## Provided information
▶
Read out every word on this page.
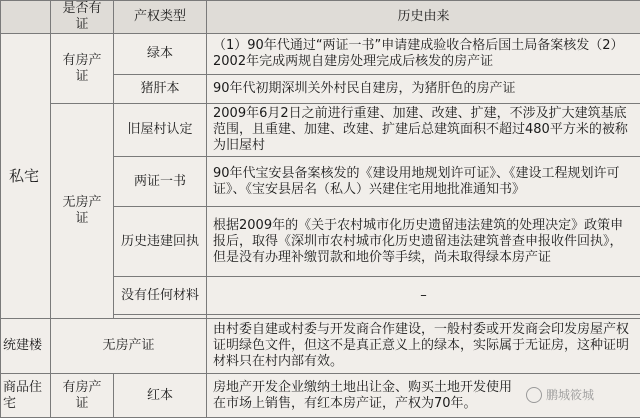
	是否有证	产权类型	历史由来
私宅	有房产证	绿本	（1）90年代通过“两证一书”申请建成验收合格后国土局备案核发（2）2002年完成两规自建房处理完成后核发的房产证
		猪肝本	90年代初期深圳关外村民自建房，为猪肝色的房产证
	无房产证	旧屋村认定	2009年6月2日之前进行重建、加建、改建、扩建，不涉及扩大建筑基底范围，且重建、加建、改建、扩建后总建筑面积不超过480平方米的被称为旧屋村
		两证一书	90年代宝安县备案核发的《建设用地规划许可证》、《建设工程规划许可证》、《宝安县居名（私人）兴建住宅用地批准通知书》
		历史违建回执	根据2009年的《关于农村城市化历史遗留违法建筑的处理决定》政策申报后，取得《深圳市农村城市化历史遗留违法建筑普查申报收件回执》，但是没有办理补缴罚款和地价等手续，尚未取得绿本房产证
		没有任何材料	–

统建楼	无房产证		由村委自建或村委与开发商合作建设，一般村委或开发商会印发房屋产权证明绿色文件，但这不是真正意义上的绿本，实际属于无证房，这种证明材料只在村内部有效。
商品住宅	有房产证	红本	房地产开发企业缴纳土地出让金、购买土地开发使用在市场上销售，有红本房产证，产权为70年。
鹏城筱城
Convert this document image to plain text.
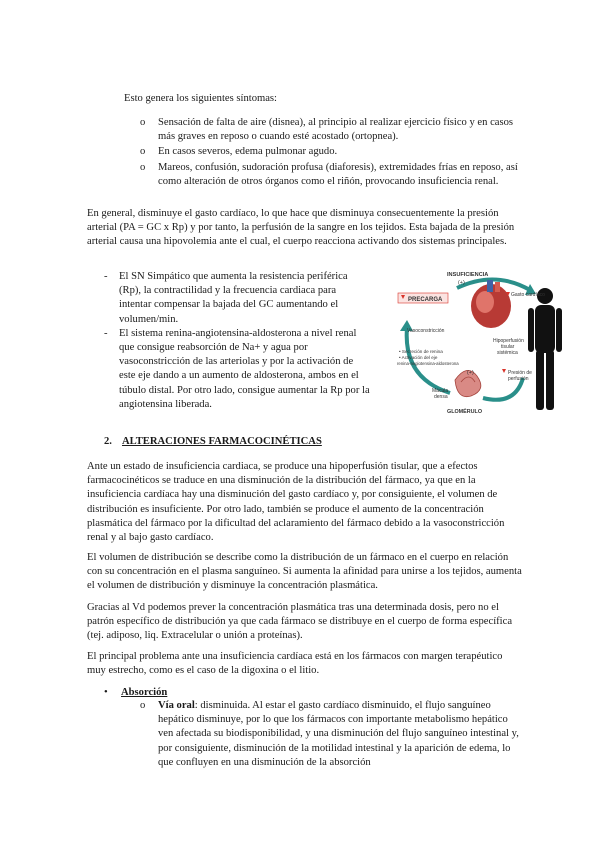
Esto genera los siguientes síntomas:

o Sensación de falta de aire (disnea), al principio al realizar ejercicio físico y en casos más graves en reposo o cuando esté acostado (ortopnea).
o En casos severos, edema pulmonar agudo.
o Mareos, confusión, sudoración profusa (diaforesis), extremidades frías en reposo, así como alteración de otros órganos como el riñón, provocando insuficiencia renal.

En general, disminuye el gasto cardíaco, lo que hace que disminuya consecuentemente la presión arterial (PA = GC x Rp) y por tanto, la perfusión de la sangre en los tejidos. Esta bajada de la presión arterial causa una hipovolemia ante el cual, el cuerpo reacciona activando dos sistemas principales.

- El SN Simpático que aumenta la resistencia periférica (Rp), la contractilidad y la frecuencia cardiaca para intentar compensar la bajada del GC aumentando el volumen/min.
- El sistema renina-angiotensina-aldosterona a nivel renal que consigue reabsorción de Na+ y agua por vasoconstricción de las arteriolas y por la activación de este eje dando a un aumento de aldosterona, ambos en el túbulo distal. Por otro lado, consigue aumentar la Rp por la angiotensina liberada.
INSUFICIENCIA
(+)
PRECARGA
Gasto cardíaco
Vasoconstricción
Hipoperfusión
tisular
sistémica
• Secreción de renina
• Activación del eje
renina-angiotensina-aldosterona
(+)	Presión de
perfusión
Mácula
densa
GLOMÉRULO

2. ALTERACIONES FARMACOCINÉTICAS

Ante un estado de insuficiencia cardiaca, se produce una hipoperfusión tisular, que a efectos farmacocinéticos se traduce en una disminución de la distribución del fármaco, ya que en la insuficiencia cardíaca hay una disminución del gasto cardíaco y, por consiguiente, el volumen de distribución es insuficiente. Por otro lado, también se produce el aumento de la concentración plasmática del fármaco por la dificultad del aclaramiento del fármaco debido a la vasoconstricción renal y al bajo gasto cardíaco.

El volumen de distribución se describe como la distribución de un fármaco en el cuerpo en relación con su concentración en el plasma sanguíneo. Si aumenta la afinidad para unirse a los tejidos, aumenta el volumen de distribución y disminuye la concentración plasmática.

Gracias al Vd podemos prever la concentración plasmática tras una determinada dosis, pero no el patrón específico de distribución ya que cada fármaco se distribuye en el cuerpo de forma específica (tej. adiposo, liq. Extracelular o unión a proteínas).

El principal problema ante una insuficiencia cardíaca está en los fármacos con margen terapéutico muy estrecho, como es el caso de la digoxina o el litio.

• Absorción

o Vía oral: disminuida. Al estar el gasto cardíaco disminuido, el flujo sanguíneo hepático disminuye, por lo que los fármacos con importante metabolismo hepático ven afectada su biodisponibilidad, y una disminución del flujo sanguíneo intestinal y, por consiguiente, disminución de la motilidad intestinal y la aparición de edema, lo que confluyen en una disminución de la absorción
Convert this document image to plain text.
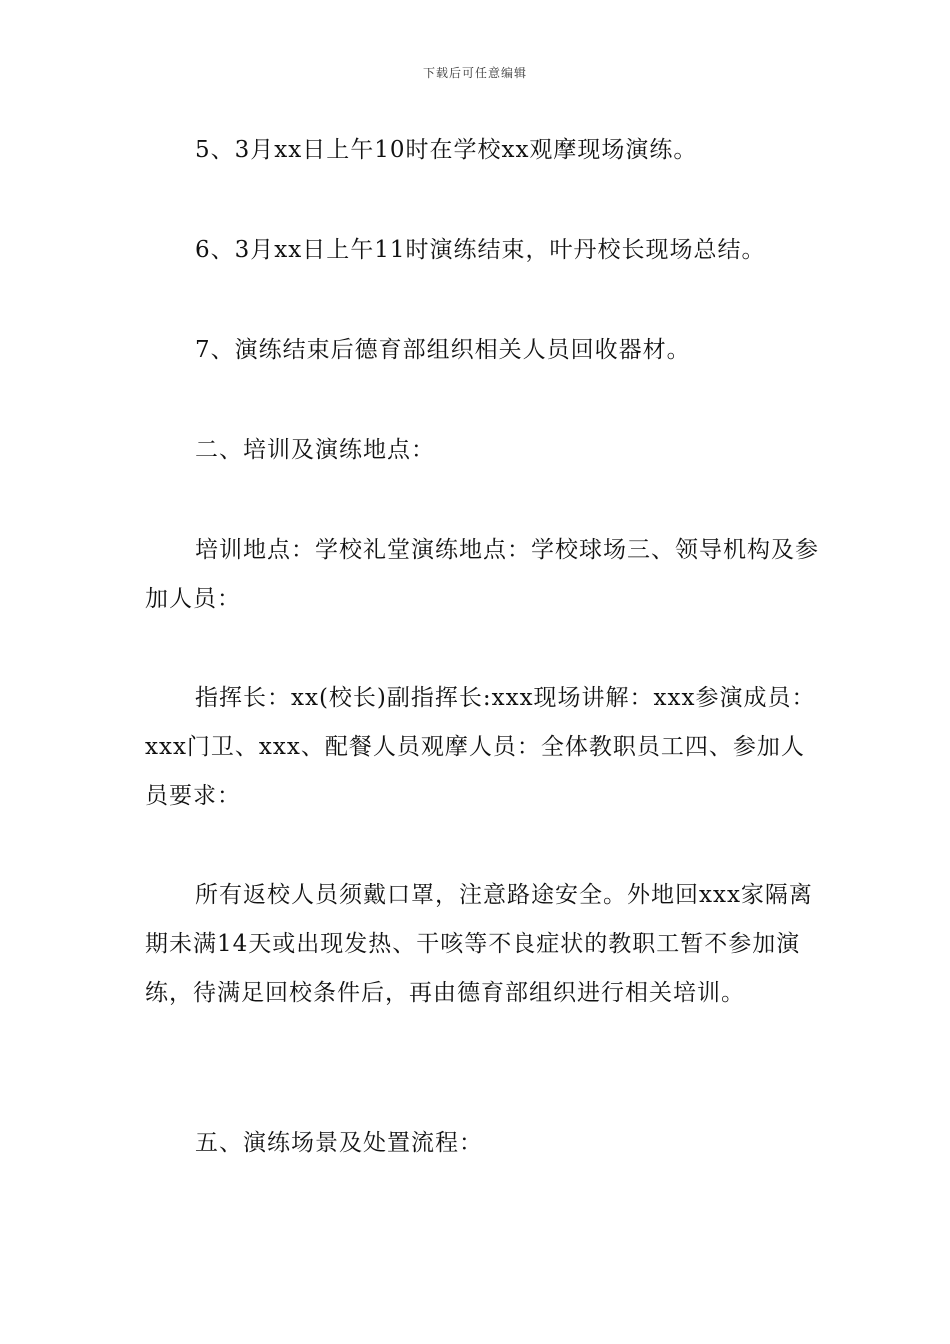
下载后可任意编辑

5、3月xx日上午10时在学校xx观摩现场演练。

6、3月xx日上午11时演练结束，叶丹校长现场总结。

7、演练结束后德育部组织相关人员回收器材。

二、培训及演练地点：

培训地点：学校礼堂演练地点：学校球场三、领导机构及参加人员：

指挥长：xx(校长)副指挥长:xxx现场讲解：xxx参演成员：xxx门卫、xxx、配餐人员观摩人员：全体教职员工四、参加人员要求：

所有返校人员须戴口罩，注意路途安全。外地回xxx家隔离期未满14天或出现发热、干咳等不良症状的教职工暂不参加演练，待满足回校条件后，再由德育部组织进行相关培训。

五、演练场景及处置流程：
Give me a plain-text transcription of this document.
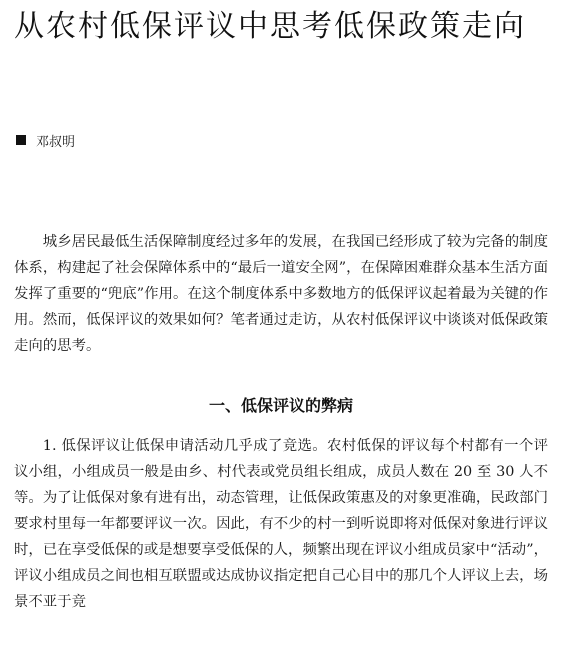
从农村低保评议中思考低保政策走向
邓叔明

城乡居民最低生活保障制度经过多年的发展，在我国已经形成了较为完备的制度体系，构建起了社会保障体系中的“最后一道安全网”，在保障困难群众基本生活方面发挥了重要的“兜底”作用。在这个制度体系中多数地方的低保评议起着最为关键的作用。然而，低保评议的效果如何？笔者通过走访，从农村低保评议中谈谈对低保政策走向的思考。

一、低保评议的弊病

1. 低保评议让低保申请活动几乎成了竞选。农村低保的评议每个村都有一个评议小组，小组成员一般是由乡、村代表或党员组长组成，成员人数在 20 至 30 人不等。为了让低保对象有进有出，动态管理，让低保政策惠及的对象更准确，民政部门要求村里每一年都要评议一次。因此，有不少的村一到听说即将对低保对象进行评议时，已在享受低保的或是想要享受低保的人，频繁出现在评议小组成员家中“活动”，评议小组成员之间也相互联盟或达成协议指定把自己心目中的那几个人评议上去，场景不亚于竞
◀
## Task description
Copy, from the material, each line that holds the string "两证一书".

## Solved exercise
私宅	有房产证	绿本	（1）90年代通过“两证一书”申请建成验收合格后国土局备案核发（2）2002年完成两规自建房处理完成后核发的房产证
		两证一书	90年代宝安县备案核发的《建设用地规划许可证》、《建设工程规划许可证》、《宝安县居名（私人）兴建住宅用地批准通知书》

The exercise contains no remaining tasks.